* EXERCISE GOAL *
In how many lines does the string "哄堂大笑" appear? Answer with the number only.

* EXCERPTED RECORDS *
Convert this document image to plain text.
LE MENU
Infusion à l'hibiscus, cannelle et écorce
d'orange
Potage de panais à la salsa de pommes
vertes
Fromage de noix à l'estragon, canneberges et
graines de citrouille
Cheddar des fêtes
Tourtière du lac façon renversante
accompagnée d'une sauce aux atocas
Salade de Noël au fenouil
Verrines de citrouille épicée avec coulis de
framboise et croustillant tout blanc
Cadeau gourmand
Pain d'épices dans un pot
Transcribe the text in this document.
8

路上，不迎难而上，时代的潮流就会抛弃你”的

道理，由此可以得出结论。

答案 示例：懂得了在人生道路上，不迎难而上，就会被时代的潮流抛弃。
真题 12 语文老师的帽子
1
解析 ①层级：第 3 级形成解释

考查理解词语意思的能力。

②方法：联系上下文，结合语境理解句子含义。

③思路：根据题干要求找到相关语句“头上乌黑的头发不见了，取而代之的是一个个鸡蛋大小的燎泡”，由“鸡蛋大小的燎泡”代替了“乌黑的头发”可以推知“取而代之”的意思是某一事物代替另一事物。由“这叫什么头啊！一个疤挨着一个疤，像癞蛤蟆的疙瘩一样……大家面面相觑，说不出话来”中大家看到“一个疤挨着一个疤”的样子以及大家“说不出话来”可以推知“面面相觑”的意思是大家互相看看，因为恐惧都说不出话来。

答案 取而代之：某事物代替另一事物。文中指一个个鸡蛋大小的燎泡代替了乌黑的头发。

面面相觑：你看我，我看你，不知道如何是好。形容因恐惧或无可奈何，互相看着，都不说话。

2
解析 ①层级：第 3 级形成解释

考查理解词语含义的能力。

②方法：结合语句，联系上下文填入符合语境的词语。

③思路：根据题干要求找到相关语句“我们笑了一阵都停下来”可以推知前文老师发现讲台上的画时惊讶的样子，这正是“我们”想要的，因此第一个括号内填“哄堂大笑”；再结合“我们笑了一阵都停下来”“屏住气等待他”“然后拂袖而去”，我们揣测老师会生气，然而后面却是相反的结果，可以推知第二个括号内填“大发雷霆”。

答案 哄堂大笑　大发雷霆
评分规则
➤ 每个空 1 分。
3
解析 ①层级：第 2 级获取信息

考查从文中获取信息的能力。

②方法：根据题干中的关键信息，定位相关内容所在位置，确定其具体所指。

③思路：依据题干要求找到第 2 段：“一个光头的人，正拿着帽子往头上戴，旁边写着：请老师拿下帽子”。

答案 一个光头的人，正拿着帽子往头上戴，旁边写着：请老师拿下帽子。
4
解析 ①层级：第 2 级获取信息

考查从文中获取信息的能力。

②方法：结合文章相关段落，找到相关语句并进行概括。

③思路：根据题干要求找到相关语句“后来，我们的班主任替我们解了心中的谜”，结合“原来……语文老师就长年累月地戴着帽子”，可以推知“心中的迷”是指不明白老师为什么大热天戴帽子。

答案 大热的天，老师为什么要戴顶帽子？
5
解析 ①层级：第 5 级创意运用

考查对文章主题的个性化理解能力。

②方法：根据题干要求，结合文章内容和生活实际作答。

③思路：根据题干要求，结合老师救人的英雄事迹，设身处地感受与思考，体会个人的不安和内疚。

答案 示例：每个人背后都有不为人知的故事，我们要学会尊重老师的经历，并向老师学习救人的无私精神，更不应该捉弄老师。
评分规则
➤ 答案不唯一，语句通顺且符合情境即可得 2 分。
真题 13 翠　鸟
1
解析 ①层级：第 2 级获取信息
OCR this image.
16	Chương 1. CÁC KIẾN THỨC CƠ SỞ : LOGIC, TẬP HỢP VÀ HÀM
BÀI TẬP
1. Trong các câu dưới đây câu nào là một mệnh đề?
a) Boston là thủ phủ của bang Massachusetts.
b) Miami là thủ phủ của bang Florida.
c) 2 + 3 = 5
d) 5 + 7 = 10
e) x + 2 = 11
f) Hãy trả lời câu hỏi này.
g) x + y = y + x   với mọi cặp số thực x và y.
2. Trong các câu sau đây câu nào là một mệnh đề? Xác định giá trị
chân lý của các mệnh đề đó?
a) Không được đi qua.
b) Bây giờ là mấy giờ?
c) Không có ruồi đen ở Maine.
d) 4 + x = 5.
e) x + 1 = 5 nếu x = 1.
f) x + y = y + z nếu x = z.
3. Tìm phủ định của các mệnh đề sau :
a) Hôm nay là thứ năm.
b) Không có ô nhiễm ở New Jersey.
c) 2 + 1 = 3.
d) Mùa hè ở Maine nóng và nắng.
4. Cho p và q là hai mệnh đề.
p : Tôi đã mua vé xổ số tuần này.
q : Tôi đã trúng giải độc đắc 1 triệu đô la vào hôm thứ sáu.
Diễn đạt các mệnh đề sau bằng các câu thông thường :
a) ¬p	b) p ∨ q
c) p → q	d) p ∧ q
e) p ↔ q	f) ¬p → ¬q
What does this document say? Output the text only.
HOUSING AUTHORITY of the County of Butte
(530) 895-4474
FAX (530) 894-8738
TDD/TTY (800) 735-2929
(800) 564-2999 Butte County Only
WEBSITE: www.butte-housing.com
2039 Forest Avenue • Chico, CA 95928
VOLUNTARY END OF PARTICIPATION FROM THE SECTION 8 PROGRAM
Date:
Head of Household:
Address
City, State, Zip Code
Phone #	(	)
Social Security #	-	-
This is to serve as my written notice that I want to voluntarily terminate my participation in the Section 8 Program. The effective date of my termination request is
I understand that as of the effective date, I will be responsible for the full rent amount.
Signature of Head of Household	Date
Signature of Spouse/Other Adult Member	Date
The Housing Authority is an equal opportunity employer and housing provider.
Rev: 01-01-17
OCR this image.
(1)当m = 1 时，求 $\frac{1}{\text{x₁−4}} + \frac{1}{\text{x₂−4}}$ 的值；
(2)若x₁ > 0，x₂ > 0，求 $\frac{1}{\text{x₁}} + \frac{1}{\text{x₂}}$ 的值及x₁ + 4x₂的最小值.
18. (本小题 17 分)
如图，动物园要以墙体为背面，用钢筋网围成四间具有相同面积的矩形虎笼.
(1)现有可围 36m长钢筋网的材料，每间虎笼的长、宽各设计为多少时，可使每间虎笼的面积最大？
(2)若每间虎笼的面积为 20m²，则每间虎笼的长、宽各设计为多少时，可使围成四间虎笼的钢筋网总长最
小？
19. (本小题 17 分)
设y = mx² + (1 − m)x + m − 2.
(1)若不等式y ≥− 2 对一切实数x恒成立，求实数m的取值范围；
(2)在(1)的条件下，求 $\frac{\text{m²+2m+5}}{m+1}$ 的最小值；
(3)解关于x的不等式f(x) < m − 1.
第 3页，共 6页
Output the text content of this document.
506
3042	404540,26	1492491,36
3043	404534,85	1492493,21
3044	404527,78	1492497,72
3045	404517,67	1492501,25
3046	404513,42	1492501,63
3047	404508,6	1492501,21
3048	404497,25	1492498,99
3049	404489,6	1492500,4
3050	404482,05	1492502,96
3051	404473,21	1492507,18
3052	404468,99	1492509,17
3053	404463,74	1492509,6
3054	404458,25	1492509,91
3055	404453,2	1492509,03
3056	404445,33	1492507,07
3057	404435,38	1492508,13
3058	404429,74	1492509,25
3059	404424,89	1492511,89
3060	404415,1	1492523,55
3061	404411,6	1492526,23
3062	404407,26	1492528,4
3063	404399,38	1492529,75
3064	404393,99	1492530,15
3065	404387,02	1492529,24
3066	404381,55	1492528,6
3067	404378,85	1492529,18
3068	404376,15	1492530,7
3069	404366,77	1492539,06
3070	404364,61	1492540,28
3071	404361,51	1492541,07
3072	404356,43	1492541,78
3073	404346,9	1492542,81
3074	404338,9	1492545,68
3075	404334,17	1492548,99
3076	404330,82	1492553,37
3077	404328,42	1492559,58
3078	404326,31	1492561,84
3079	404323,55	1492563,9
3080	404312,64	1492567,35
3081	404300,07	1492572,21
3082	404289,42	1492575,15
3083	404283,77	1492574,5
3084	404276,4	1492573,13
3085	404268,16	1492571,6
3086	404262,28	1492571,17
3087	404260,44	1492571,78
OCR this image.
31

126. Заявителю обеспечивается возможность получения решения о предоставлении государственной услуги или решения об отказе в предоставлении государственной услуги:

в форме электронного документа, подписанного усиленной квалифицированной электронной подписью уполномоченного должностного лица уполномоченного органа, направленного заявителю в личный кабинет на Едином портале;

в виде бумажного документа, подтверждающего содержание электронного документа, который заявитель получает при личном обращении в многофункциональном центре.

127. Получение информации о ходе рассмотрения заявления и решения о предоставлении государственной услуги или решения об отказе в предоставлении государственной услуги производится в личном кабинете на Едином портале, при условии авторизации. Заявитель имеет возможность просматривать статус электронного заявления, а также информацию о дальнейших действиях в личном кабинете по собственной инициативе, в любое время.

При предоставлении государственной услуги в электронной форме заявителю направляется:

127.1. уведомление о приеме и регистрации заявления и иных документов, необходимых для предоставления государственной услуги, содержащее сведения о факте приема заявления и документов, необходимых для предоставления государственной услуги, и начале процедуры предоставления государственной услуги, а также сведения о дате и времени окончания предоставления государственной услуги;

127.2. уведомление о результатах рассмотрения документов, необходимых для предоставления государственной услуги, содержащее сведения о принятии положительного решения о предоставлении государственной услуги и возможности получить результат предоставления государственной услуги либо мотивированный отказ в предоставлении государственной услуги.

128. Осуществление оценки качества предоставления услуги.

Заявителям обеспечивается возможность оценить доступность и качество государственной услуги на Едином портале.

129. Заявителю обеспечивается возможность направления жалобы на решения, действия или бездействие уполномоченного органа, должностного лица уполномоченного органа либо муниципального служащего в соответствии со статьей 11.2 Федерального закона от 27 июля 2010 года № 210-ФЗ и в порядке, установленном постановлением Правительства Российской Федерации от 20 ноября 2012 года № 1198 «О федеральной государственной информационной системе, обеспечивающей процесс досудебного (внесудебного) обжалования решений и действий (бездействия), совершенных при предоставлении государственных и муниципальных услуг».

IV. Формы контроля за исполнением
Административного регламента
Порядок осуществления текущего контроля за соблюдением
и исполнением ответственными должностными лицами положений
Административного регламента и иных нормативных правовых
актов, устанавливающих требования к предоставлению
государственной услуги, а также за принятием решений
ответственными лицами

* TASK ANSWER *
2